** START **

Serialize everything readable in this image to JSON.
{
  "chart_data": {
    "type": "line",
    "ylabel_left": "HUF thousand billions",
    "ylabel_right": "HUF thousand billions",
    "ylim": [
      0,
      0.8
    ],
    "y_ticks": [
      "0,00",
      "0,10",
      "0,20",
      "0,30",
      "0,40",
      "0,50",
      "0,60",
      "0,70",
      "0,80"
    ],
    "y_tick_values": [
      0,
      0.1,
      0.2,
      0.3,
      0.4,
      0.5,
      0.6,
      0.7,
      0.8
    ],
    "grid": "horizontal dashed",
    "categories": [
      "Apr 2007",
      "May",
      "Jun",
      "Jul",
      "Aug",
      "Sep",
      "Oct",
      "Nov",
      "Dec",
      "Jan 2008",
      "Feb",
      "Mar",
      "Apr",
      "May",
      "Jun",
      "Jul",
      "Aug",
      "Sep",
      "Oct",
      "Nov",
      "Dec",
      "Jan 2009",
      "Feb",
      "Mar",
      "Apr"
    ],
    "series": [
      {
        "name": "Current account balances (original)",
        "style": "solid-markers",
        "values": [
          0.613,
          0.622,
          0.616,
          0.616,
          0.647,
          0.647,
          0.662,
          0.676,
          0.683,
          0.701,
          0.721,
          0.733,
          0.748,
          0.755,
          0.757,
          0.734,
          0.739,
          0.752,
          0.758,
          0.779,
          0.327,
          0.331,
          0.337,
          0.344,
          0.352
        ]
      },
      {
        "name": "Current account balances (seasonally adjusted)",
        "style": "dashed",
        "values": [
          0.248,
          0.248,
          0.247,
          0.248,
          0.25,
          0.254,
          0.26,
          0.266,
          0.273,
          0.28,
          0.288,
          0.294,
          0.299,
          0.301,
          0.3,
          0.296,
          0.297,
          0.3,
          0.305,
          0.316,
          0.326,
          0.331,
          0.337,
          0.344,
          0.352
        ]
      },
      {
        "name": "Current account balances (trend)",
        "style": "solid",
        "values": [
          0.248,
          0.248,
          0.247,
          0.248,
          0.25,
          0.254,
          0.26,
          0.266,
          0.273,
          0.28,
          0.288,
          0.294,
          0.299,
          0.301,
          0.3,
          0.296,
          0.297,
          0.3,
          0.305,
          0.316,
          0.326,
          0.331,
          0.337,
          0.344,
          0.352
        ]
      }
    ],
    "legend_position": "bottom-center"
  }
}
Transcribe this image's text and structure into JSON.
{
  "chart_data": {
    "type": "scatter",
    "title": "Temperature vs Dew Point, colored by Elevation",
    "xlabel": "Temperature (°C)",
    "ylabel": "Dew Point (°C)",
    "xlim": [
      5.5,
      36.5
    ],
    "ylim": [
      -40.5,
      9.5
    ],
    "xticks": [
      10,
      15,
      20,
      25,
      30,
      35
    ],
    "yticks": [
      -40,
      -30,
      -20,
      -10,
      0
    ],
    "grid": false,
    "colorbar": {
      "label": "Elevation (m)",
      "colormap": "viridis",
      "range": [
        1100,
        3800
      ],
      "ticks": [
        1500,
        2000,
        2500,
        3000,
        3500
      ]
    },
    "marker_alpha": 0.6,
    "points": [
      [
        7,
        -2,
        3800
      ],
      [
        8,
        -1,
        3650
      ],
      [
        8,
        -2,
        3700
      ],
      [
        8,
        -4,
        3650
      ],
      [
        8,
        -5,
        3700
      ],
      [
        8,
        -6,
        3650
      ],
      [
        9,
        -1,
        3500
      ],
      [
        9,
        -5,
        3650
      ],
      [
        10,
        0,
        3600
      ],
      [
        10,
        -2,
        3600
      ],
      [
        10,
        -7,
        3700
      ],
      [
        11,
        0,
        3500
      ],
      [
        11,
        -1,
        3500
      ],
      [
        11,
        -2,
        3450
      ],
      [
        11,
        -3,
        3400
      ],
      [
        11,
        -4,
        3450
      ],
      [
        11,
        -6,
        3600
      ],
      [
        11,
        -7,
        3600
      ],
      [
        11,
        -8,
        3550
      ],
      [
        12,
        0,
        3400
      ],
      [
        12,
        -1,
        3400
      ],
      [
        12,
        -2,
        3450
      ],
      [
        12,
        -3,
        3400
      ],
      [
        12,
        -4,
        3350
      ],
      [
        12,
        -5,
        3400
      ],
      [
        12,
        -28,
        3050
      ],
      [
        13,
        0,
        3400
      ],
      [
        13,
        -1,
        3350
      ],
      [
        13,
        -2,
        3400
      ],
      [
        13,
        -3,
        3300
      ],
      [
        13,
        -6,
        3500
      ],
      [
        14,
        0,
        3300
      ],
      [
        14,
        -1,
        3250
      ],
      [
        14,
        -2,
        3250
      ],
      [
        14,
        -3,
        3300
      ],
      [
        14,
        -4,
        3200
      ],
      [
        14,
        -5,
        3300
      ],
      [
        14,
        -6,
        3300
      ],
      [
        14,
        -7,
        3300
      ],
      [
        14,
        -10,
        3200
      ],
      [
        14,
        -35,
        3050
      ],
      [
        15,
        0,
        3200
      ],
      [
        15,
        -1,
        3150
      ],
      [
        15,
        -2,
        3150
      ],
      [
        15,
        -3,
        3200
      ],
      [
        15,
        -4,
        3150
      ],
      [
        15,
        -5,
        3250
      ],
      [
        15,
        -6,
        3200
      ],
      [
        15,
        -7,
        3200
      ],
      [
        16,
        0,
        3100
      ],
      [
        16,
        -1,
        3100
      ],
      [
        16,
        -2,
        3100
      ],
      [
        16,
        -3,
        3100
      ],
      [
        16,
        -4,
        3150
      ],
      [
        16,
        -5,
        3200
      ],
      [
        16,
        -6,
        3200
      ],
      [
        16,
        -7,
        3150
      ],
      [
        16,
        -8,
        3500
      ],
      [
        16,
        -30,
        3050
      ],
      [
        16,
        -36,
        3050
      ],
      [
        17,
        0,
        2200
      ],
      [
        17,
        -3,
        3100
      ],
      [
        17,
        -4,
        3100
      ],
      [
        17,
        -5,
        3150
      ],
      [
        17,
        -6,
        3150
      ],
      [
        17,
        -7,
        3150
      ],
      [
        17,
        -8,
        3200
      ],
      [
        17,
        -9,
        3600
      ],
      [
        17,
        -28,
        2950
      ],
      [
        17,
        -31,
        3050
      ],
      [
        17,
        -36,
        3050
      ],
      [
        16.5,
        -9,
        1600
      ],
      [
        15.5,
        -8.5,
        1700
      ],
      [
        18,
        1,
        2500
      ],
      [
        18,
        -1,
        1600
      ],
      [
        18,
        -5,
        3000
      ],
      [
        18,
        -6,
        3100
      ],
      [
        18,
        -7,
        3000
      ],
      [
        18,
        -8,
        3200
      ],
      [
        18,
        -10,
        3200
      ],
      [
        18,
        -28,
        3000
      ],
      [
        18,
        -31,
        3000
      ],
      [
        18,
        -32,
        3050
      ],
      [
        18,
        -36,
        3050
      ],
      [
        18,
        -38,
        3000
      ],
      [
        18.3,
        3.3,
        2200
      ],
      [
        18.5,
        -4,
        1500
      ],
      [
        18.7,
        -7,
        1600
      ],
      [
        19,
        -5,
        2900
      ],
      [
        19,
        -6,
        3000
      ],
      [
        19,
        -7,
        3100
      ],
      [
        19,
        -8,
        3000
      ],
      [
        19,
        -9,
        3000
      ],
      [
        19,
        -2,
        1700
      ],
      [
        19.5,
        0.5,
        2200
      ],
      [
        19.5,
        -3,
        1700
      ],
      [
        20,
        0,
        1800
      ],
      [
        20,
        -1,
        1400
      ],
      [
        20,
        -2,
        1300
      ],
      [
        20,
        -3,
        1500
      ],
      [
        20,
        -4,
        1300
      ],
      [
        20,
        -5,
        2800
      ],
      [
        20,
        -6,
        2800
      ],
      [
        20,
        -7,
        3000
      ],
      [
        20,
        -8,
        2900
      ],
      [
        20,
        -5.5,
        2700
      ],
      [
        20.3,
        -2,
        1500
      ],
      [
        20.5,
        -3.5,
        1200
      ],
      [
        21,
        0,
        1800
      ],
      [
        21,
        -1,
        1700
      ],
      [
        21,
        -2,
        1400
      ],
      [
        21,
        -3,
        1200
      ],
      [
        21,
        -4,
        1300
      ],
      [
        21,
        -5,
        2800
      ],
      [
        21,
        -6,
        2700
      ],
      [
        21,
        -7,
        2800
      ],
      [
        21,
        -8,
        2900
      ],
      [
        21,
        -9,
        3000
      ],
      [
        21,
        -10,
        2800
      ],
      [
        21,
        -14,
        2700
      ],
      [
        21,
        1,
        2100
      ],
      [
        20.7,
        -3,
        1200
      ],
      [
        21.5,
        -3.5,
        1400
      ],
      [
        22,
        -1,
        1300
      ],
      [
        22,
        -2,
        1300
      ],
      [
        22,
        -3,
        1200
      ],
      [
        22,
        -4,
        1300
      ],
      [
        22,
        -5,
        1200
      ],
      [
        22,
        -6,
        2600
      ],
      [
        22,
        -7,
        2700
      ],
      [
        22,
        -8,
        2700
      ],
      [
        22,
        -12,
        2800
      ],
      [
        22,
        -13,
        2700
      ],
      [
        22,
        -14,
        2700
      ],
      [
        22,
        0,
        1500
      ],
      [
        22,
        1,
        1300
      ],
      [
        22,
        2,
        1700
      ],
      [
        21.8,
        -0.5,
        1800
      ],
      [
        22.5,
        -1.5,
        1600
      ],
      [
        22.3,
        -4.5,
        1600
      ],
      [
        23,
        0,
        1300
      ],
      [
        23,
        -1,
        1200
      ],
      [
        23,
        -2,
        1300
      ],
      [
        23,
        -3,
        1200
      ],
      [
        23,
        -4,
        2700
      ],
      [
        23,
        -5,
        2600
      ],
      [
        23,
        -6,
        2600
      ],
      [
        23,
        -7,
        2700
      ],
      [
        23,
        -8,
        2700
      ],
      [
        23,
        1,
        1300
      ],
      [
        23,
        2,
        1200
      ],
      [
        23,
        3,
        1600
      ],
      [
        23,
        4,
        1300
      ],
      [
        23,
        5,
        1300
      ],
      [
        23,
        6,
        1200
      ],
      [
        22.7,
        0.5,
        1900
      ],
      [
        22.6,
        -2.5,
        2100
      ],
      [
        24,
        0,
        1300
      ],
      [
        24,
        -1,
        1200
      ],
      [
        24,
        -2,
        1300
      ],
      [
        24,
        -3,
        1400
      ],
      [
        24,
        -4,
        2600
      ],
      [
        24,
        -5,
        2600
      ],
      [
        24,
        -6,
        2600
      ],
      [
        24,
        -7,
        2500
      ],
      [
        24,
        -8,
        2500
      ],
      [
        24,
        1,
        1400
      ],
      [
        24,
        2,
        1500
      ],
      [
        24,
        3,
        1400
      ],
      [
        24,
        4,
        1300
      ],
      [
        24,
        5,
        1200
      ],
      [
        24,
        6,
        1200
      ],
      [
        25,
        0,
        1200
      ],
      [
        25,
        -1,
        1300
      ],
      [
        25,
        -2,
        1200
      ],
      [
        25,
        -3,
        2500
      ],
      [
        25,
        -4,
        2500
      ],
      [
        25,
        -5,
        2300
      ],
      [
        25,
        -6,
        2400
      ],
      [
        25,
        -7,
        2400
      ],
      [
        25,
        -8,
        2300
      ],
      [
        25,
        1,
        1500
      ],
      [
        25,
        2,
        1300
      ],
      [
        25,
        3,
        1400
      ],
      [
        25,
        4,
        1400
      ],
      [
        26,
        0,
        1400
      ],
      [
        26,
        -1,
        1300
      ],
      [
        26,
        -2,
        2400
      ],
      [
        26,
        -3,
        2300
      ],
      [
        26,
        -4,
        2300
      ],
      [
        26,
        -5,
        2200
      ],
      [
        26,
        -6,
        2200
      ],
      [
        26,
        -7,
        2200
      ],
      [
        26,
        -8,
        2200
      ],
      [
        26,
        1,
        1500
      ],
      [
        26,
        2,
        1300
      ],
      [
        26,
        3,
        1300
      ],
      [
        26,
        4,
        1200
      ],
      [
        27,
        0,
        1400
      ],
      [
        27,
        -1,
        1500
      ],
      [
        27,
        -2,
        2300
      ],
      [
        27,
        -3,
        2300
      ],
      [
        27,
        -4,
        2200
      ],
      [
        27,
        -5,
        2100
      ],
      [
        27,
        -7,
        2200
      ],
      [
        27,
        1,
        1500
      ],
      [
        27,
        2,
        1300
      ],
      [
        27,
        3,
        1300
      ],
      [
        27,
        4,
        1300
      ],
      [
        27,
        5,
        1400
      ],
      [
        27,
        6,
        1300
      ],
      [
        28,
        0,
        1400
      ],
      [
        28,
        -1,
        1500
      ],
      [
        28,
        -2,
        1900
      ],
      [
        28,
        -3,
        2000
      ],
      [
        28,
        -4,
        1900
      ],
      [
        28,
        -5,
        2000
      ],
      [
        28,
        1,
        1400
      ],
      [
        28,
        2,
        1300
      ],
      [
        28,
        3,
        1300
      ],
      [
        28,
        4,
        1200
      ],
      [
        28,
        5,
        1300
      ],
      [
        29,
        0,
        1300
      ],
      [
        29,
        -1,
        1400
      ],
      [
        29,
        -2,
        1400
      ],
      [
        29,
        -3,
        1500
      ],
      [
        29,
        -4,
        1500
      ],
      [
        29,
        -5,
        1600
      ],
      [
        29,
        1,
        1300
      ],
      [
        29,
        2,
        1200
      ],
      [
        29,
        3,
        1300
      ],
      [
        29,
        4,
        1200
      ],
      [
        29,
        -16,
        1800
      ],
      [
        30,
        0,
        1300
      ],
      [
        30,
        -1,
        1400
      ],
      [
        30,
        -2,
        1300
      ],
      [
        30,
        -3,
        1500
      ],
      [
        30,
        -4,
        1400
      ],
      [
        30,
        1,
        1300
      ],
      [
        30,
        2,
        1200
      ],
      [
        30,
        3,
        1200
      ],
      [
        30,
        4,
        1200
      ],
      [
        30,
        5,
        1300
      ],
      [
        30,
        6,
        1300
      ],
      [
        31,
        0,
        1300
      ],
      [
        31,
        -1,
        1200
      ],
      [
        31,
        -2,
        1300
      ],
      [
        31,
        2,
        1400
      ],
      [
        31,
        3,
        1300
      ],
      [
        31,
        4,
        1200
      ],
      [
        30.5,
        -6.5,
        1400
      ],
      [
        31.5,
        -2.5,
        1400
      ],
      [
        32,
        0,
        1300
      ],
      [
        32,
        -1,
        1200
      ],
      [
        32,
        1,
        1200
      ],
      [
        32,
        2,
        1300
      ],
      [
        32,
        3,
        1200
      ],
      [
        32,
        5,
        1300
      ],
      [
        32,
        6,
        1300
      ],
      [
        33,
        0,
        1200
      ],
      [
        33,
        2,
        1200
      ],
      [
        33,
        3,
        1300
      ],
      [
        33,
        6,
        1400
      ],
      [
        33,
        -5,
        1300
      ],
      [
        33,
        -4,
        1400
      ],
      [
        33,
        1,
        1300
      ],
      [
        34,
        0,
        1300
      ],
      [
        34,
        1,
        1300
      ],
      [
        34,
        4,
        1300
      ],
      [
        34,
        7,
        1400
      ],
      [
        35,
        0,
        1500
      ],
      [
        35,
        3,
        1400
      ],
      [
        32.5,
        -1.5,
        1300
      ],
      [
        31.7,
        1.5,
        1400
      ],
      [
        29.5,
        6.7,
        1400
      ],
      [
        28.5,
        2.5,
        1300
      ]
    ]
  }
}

** END **

* STATED GOAL *
Search the listing for the word "JSON" and return each line that holds it.

* EXERCISE ANSWER *
Serialize everything readable in this image to JSON.
Transcribe this image's text and structure into JSON.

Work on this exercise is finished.